*To do:* Gather all lines from the material that contain the word "text".

*The data:*
<<<<

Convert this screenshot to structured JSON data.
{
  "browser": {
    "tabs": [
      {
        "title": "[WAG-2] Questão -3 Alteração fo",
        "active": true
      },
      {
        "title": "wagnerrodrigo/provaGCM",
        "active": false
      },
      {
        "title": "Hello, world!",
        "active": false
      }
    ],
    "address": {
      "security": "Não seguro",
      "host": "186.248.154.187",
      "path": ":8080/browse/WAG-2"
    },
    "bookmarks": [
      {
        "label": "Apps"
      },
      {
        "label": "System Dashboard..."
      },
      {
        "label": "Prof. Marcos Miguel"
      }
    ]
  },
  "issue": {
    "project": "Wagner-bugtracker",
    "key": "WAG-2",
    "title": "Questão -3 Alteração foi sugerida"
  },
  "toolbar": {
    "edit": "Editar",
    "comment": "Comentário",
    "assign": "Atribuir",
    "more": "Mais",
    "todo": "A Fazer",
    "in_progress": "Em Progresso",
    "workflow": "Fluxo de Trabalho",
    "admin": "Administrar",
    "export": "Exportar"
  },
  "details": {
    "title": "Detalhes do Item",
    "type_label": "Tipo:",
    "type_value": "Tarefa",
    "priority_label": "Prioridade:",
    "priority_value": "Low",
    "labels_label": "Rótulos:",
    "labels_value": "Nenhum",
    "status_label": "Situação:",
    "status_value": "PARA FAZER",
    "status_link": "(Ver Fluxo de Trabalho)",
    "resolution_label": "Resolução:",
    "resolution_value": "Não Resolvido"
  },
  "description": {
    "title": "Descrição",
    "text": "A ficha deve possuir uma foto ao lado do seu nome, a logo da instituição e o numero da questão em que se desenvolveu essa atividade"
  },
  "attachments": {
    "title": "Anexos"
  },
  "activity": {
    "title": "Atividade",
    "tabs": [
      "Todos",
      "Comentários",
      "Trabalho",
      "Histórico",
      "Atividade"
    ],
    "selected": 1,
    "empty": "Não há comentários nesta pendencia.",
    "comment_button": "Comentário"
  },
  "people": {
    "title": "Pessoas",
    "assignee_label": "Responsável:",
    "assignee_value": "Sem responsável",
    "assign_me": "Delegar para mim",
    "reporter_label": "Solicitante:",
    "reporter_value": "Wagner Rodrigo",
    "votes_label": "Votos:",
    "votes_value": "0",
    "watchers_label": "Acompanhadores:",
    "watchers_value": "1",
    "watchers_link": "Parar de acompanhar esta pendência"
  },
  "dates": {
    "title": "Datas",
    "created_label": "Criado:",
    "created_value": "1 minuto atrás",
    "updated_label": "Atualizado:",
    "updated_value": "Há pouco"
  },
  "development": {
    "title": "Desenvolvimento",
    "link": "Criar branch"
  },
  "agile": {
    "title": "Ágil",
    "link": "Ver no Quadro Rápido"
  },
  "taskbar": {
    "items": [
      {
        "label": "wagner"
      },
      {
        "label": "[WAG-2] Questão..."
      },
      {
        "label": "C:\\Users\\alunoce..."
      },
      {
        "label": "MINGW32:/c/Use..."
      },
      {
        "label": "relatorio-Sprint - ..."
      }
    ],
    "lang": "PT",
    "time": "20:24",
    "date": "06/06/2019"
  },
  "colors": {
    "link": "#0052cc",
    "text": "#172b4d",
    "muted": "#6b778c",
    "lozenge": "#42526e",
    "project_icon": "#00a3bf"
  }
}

>>>>

*Expected answer:*
    "text": "A ficha deve possuir uma foto ao lado do seu nome, a logo da instituição e o numero da questão em que se desenvolveu essa atividade"
    "text": "#172b4d",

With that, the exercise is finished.